● Directions for this task
Reproduce the records below in their entirety, character for character.

Part of a data file
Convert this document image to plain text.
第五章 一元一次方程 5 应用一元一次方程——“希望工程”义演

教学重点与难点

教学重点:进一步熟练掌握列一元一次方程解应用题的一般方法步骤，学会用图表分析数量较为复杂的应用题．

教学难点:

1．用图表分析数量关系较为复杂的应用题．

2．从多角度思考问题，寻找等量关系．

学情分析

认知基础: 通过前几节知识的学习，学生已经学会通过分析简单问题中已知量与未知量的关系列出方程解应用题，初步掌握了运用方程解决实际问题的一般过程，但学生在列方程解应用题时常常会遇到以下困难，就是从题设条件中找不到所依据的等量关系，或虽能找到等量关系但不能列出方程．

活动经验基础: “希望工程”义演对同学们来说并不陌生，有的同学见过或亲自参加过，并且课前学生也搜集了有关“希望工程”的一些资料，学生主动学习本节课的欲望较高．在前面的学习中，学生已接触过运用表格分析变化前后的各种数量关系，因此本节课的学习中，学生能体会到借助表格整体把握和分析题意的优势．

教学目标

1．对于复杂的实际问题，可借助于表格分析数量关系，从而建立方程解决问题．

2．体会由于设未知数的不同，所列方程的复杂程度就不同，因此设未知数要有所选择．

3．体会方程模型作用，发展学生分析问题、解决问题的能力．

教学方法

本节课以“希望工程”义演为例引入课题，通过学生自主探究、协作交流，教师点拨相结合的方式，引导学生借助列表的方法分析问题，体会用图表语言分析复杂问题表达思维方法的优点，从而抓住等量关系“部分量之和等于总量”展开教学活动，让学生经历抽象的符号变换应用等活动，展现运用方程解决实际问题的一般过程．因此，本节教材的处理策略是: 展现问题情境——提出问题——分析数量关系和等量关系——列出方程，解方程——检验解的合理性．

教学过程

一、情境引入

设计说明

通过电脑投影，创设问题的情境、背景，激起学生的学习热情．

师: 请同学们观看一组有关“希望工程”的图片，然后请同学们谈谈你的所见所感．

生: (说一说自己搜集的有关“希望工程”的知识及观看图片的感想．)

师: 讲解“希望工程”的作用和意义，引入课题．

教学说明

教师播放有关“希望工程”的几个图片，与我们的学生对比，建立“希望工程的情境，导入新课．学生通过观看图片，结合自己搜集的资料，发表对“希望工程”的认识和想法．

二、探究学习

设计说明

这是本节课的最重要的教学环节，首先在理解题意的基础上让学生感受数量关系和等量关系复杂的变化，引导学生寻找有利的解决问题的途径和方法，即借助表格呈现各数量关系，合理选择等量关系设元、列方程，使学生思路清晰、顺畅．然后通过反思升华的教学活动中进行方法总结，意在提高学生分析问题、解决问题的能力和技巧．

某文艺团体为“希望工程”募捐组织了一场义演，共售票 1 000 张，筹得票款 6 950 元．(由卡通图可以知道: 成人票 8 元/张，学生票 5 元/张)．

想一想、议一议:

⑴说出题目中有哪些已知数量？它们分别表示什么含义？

● Final result
Convert this document image to plain text.
第五章 一元一次方程 5 应用一元一次方程——“希望工程”义演

教学重点与难点

教学重点:进一步熟练掌握列一元一次方程解应用题的一般方法步骤，学会用图表分析数量较为复杂的应用题．

教学难点:

1．用图表分析数量关系较为复杂的应用题．

2．从多角度思考问题，寻找等量关系．

学情分析

认知基础: 通过前几节知识的学习，学生已经学会通过分析简单问题中已知量与未知量的关系列出方程解应用题，初步掌握了运用方程解决实际问题的一般过程，但学生在列方程解应用题时常常会遇到以下困难，就是从题设条件中找不到所依据的等量关系，或虽能找到等量关系但不能列出方程．

活动经验基础: “希望工程”义演对同学们来说并不陌生，有的同学见过或亲自参加过，并且课前学生也搜集了有关“希望工程”的一些资料，学生主动学习本节课的欲望较高．在前面的学习中，学生已接触过运用表格分析变化前后的各种数量关系，因此本节课的学习中，学生能体会到借助表格整体把握和分析题意的优势．

教学目标

1．对于复杂的实际问题，可借助于表格分析数量关系，从而建立方程解决问题．

2．体会由于设未知数的不同，所列方程的复杂程度就不同，因此设未知数要有所选择．

3．体会方程模型作用，发展学生分析问题、解决问题的能力．

教学方法

本节课以“希望工程”义演为例引入课题，通过学生自主探究、协作交流，教师点拨相结合的方式，引导学生借助列表的方法分析问题，体会用图表语言分析复杂问题表达思维方法的优点，从而抓住等量关系“部分量之和等于总量”展开教学活动，让学生经历抽象的符号变换应用等活动，展现运用方程解决实际问题的一般过程．因此，本节教材的处理策略是: 展现问题情境——提出问题——分析数量关系和等量关系——列出方程，解方程——检验解的合理性．

教学过程

一、情境引入

设计说明

通过电脑投影，创设问题的情境、背景，激起学生的学习热情．

师: 请同学们观看一组有关“希望工程”的图片，然后请同学们谈谈你的所见所感．

生: (说一说自己搜集的有关“希望工程”的知识及观看图片的感想．)

师: 讲解“希望工程”的作用和意义，引入课题．

教学说明

教师播放有关“希望工程”的几个图片，与我们的学生对比，建立“希望工程的情境，导入新课．学生通过观看图片，结合自己搜集的资料，发表对“希望工程”的认识和想法．

二、探究学习

设计说明

这是本节课的最重要的教学环节，首先在理解题意的基础上让学生感受数量关系和等量关系复杂的变化，引导学生寻找有利的解决问题的途径和方法，即借助表格呈现各数量关系，合理选择等量关系设元、列方程，使学生思路清晰、顺畅．然后通过反思升华的教学活动中进行方法总结，意在提高学生分析问题、解决问题的能力和技巧．

某文艺团体为“希望工程”募捐组织了一场义演，共售票 1 000 张，筹得票款 6 950 元．(由卡通图可以知道: 成人票 8 元/张，学生票 5 元/张)．

想一想、议一议:

⑴说出题目中有哪些已知数量？它们分别表示什么含义？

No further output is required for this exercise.